◆ Extract to read
_ _ _

The secretaries and clerks were not the only examples of such ambiguity and conflict, indeed I found a whole series of conflicted pairs at all levels of the operation. For example, among the Appeals Officers, one story -- "We Handle the Tough Ones," described how only the very complicated and difficult cases came to Appeals, those cases for which there was no clear cut answer. At the same time, the same officers would tell a story which I called "Buried in Garbage," which related how they had become buried with trivia, simple cases which presented no real challenge except for the sheer numbers involved.

Further examples of this ambiguity included "Appeals Independent," which ran against "The Orphan of the IRS." The first story echoed a theme from the "Black Hats and Blue Ribbons," and was in fact the very theme that Howard Martin was trying to bring into focal attention. However, the second story described how Appeals was simply left to its own devices and largely misunderstood.

Another pair was "The Elite" and "Some Aren't." The "Elite" was in part another flashback to the days of Black Hats, but it was more than that, for it also represented a present feeling that the Appeals Officer was an outstanding example of the best of the Internal Revenue Service. At the same time, the contrasting story ("Some aren't") reflected the belief that the quality of officers had radically slipped since the old days.

The last conflicted pair was "Independent Professional" and "No Settlement Authority." The story line of "Independent Professional" described how the individual Officers would "go up" by themselves against a phalanx of corporate CPAs and tax attorneys in order to convince them of the wisdom of settlement. The opposing story highlighted the painful fact that although the officers were seen to be sufficiently competent to enter the fray, in the final analysis they were treated like neophytes who had to have their work checked out by higher authority. Put another way, the officers were given the responsibility for reaching settlement without the authority to conclude the deal.

Each of these stories by themselves was not necessarily disruptive, although if only the purely "negative ones" had existed, the overall self-image described would have been pretty bleak. However, the more positive stories seemed to balance that, so that the general spirit was more "up" than "down." Of course, there is always some degree of ambiguity in organizational life, and it might appear that the conflicting stories only reflected that "normal" situation. But it appeared to me that something more was going on, and that in fact the cognitive dissonance produced by the conflicting images was having a very adverse effect. In some ways it would almost have been better had the Appeals Officers and the other staff been able to see themselves as universally bad. At least that would be a consistent picture, and one could come to terms with that in whatever way seemed useful. However, just as some sort of equilibrium seemed to get established, the "opposite" story would surface and the working environment would once more be perturbed.

As I examined the emerging image of the spirit of Appeals as represented by the stories told, it became apparent to me that the strategy I had previously proposed in terms of heightening the image of professionalism on the part of the Appeals Officers was heading in the right direction, but that it was insufficient for the task, primarily because it did not deal with the "other side of the house," the managers. Howard Martin's question, "What are the hero stories of the managers?" remained to be answered. More to the point, it became apparent that smoothing and focusing the energy flow within the Appeals organization could only be accomplished from a position of advantage that essentially included BOTH the managers AND the Appeals Officers.

_ _ _

◆ Given information

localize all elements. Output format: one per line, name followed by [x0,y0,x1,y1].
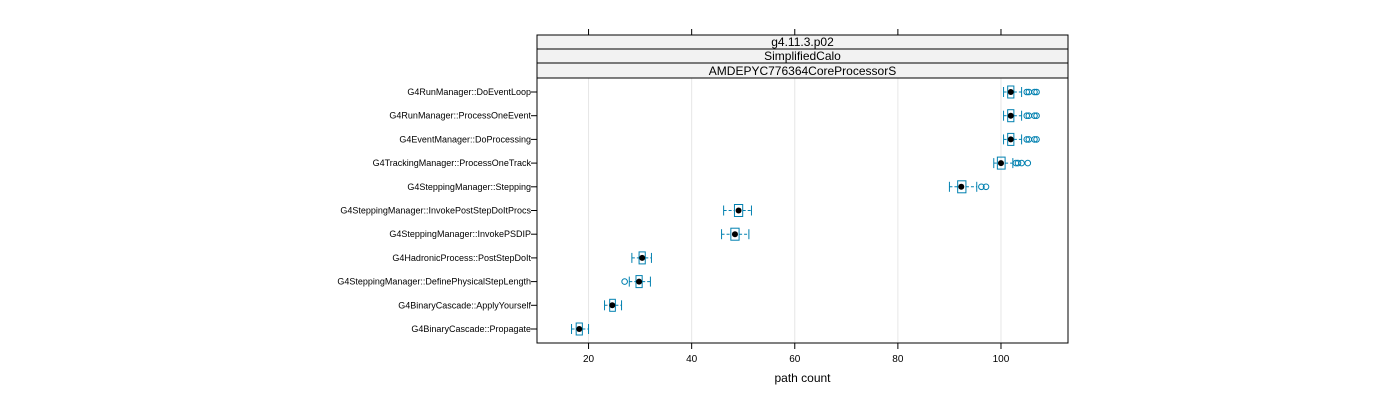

_ _ _

In the text on the Appeals Officers' stories:
1. Which story ran against "Appeals Independent"?
2. What belief did the story "Some Aren't" reflect?
3. Whose question about the managers' hero stories still needed an answer?

◆ Task result
1. "The Orphan of the IRS"
2. The belief that the quality of officers had radically slipped since the old days
3. Howard Martin's